**Problem to work on:** Exactly repeat the material, dropping only the pictures.

**Input rows:**
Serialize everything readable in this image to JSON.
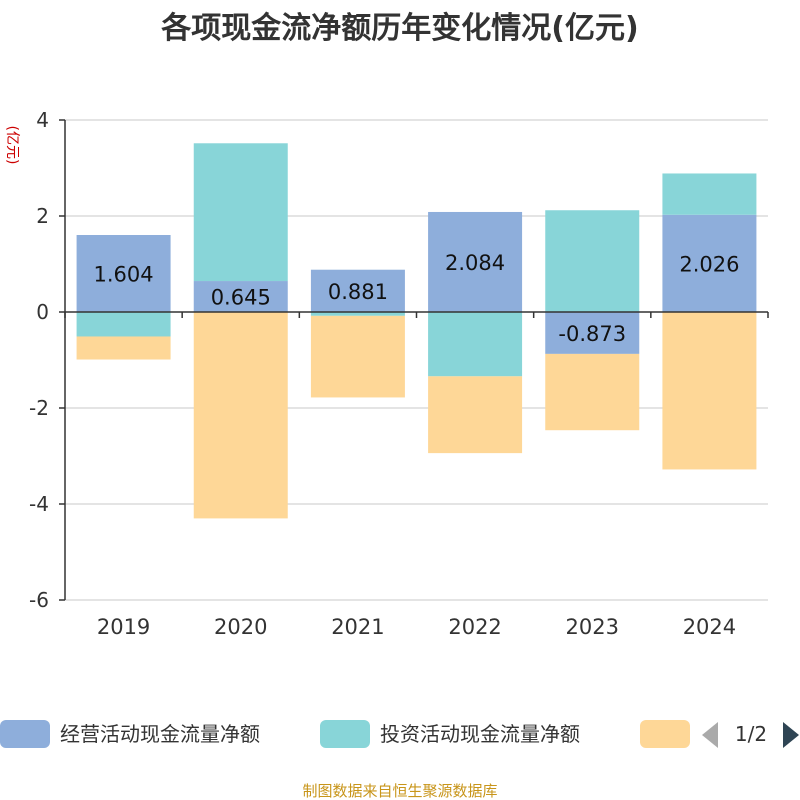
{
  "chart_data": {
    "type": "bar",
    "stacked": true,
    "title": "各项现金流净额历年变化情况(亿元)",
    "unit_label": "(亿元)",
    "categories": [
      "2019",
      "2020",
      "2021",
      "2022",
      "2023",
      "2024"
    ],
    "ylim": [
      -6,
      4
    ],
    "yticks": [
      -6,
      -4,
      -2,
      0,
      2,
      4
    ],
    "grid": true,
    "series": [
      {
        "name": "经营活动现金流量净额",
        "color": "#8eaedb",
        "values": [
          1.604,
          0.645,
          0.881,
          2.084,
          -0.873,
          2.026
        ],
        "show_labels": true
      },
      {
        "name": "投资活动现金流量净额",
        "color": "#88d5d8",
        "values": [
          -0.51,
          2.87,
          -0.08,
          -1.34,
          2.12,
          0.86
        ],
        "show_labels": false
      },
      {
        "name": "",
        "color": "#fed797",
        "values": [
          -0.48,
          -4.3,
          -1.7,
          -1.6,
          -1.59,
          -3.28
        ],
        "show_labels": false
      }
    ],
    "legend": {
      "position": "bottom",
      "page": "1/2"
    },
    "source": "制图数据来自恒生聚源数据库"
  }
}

**Worked solution:**
Serialize everything readable in this image to JSON.
{
  "chart_data": {
    "type": "bar",
    "stacked": true,
    "title": "各项现金流净额历年变化情况(亿元)",
    "unit_label": "(亿元)",
    "categories": [
      "2019",
      "2020",
      "2021",
      "2022",
      "2023",
      "2024"
    ],
    "ylim": [
      -6,
      4
    ],
    "yticks": [
      -6,
      -4,
      -2,
      0,
      2,
      4
    ],
    "grid": true,
    "series": [
      {
        "name": "经营活动现金流量净额",
        "color": "#8eaedb",
        "values": [
          1.604,
          0.645,
          0.881,
          2.084,
          -0.873,
          2.026
        ],
        "show_labels": true
      },
      {
        "name": "投资活动现金流量净额",
        "color": "#88d5d8",
        "values": [
          -0.51,
          2.87,
          -0.08,
          -1.34,
          2.12,
          0.86
        ],
        "show_labels": false
      },
      {
        "name": "",
        "color": "#fed797",
        "values": [
          -0.48,
          -4.3,
          -1.7,
          -1.6,
          -1.59,
          -3.28
        ],
        "show_labels": false
      }
    ],
    "legend": {
      "position": "bottom",
      "page": "1/2"
    },
    "source": "制图数据来自恒生聚源数据库"
  }
}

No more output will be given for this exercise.